Required action - Report each line of the entries below that includes "through".

Entries provided -
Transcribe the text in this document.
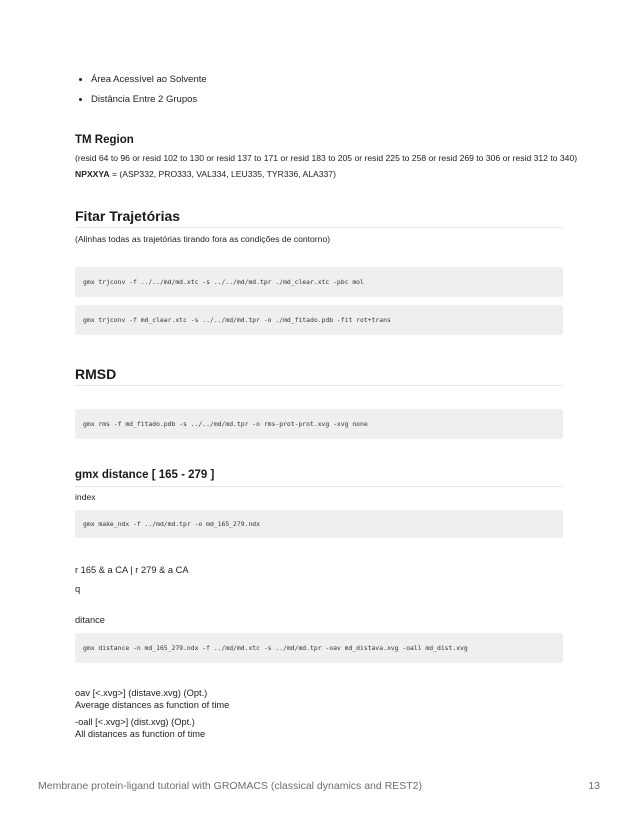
• Área Acessível ao Solvente
• Distância Entre 2 Grupos
TM Region

(resid 64 to 96 or resid 102 to 130 or resid 137 to 171 or resid 183 to 205 or resid 225 to 258 or resid 269 to 306 or resid 312 to 340)

NPXXYA = (ASP332, PRO333, VAL334, LEU335, TYR336, ALA337)

Fitar Trajetórias

(Alinhas todas as trajetórias tirando fora as condições de contorno)

gmx trjconv -f ../../md/md.xtc -s ../../md/md.tpr ./md_clear.xtc -pbc mol
gmx trjconv -f md_clear.xtc -s ../../md/md.tpr -o ./md_fitado.pdb -fit rot+trans
RMSD
gmx rms -f md_fitado.pdb -s ../../md/md.tpr -o rms-prot-prot.xvg -xvg none
gmx distance [ 165 - 279 ]

index

gmx make_ndx -f ../md/md.tpr -o md_165_279.ndx

r 165 & a CA | r 279 & a CA

q

ditance

gmx distance -n md_165_279.ndx -f ../md/md.xtc -s ../md/md.tpr -oav md_distava.xvg -oall md_dist.xvg

oav [<.xvg>] (distave.xvg) (Opt.)

Average distances as function of time

-oall [<.xvg>] (dist.xvg) (Opt.)

All distances as function of time

Membrane protein-ligand tutorial with GROMACS (classical dynamics and REST2)	13
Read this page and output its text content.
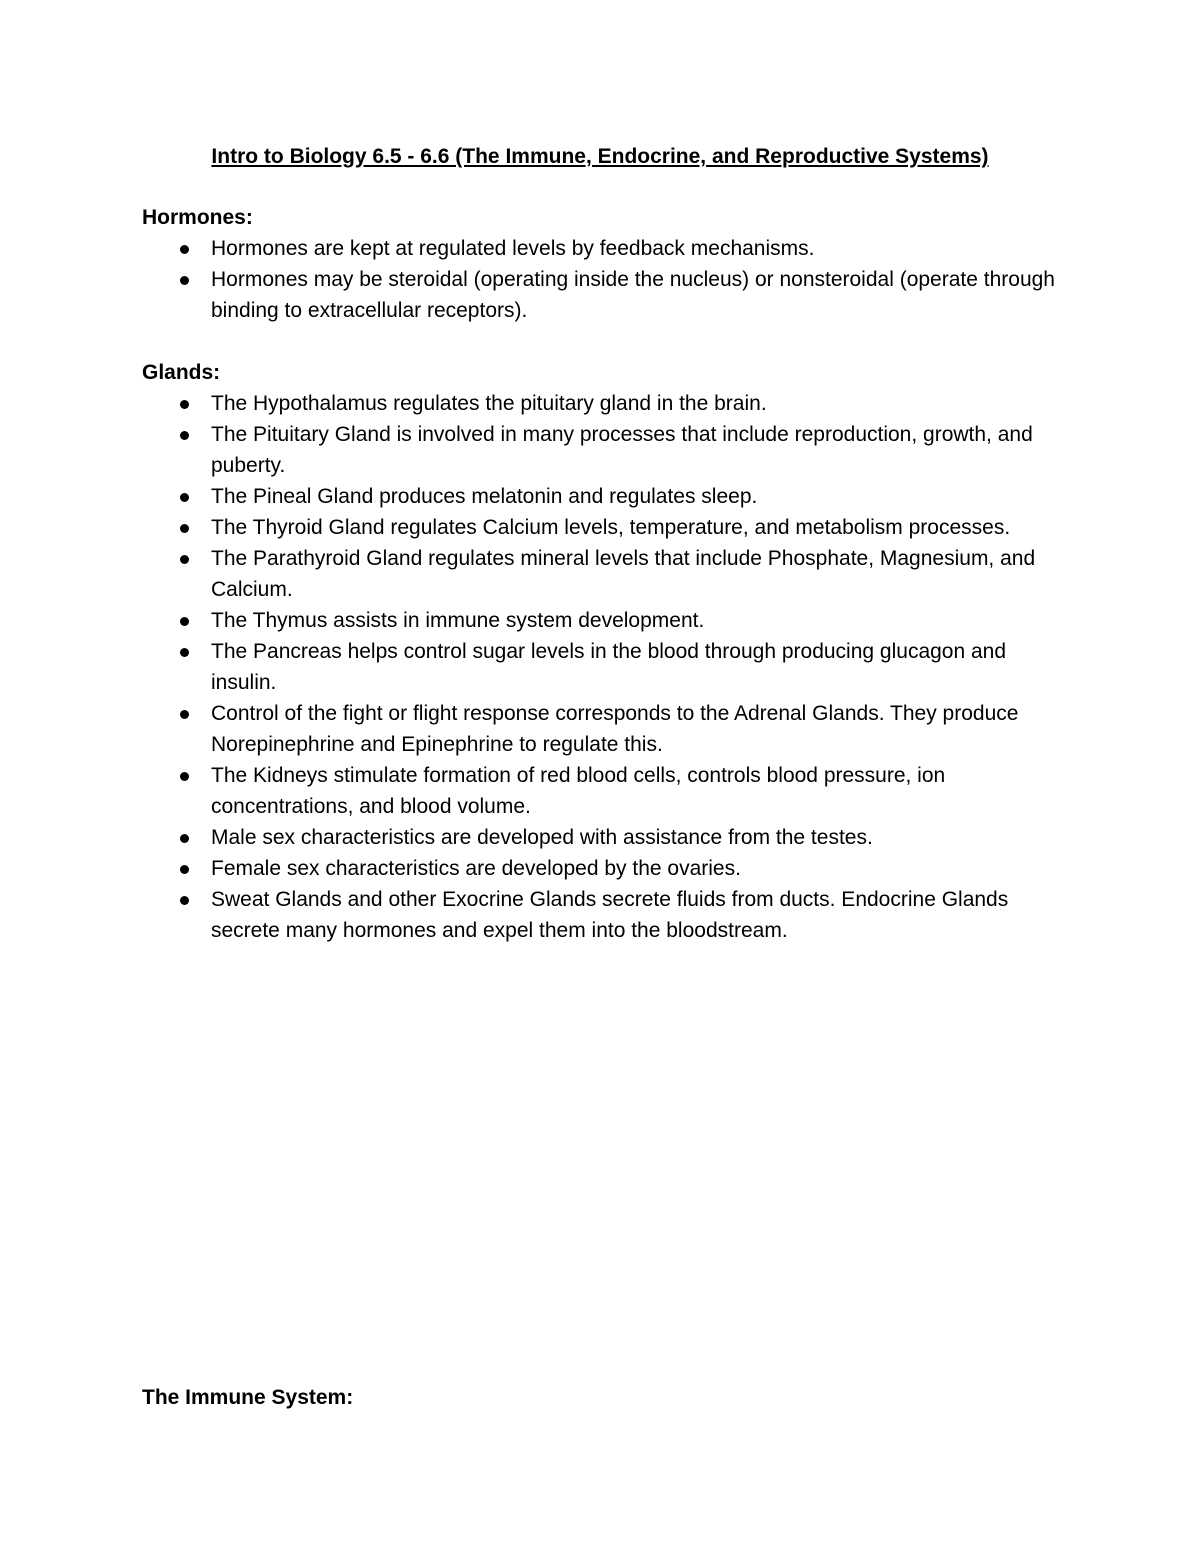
Intro to Biology 6.5 - 6.6 (The Immune, Endocrine, and Reproductive Systems)
Hormones:
Hormones are kept at regulated levels by feedback mechanisms.
Hormones may be steroidal (operating inside the nucleus) or nonsteroidal (operate through binding to extracellular receptors).
Glands:
The Hypothalamus regulates the pituitary gland in the brain.
The Pituitary Gland is involved in many processes that include reproduction, growth, and puberty.
The Pineal Gland produces melatonin and regulates sleep.
The Thyroid Gland regulates Calcium levels, temperature, and metabolism processes.
The Parathyroid Gland regulates mineral levels that include Phosphate, Magnesium, and Calcium.
The Thymus assists in immune system development.
The Pancreas helps control sugar levels in the blood through producing glucagon and insulin.
Control of the fight or flight response corresponds to the Adrenal Glands. They produce Norepinephrine and Epinephrine to regulate this.
The Kidneys stimulate formation of red blood cells, controls blood pressure, ion concentrations, and blood volume.
Male sex characteristics are developed with assistance from the testes.
Female sex characteristics are developed by the ovaries.
Sweat Glands and other Exocrine Glands secrete fluids from ducts. Endocrine Glands secrete many hormones and expel them into the bloodstream.
The Immune System:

Solved problem -
Hormones may be steroidal (operating inside the nucleus) or nonsteroidal (operate through binding to extracellular receptors).
The Pancreas helps control sugar levels in the blood through producing glucagon and insulin.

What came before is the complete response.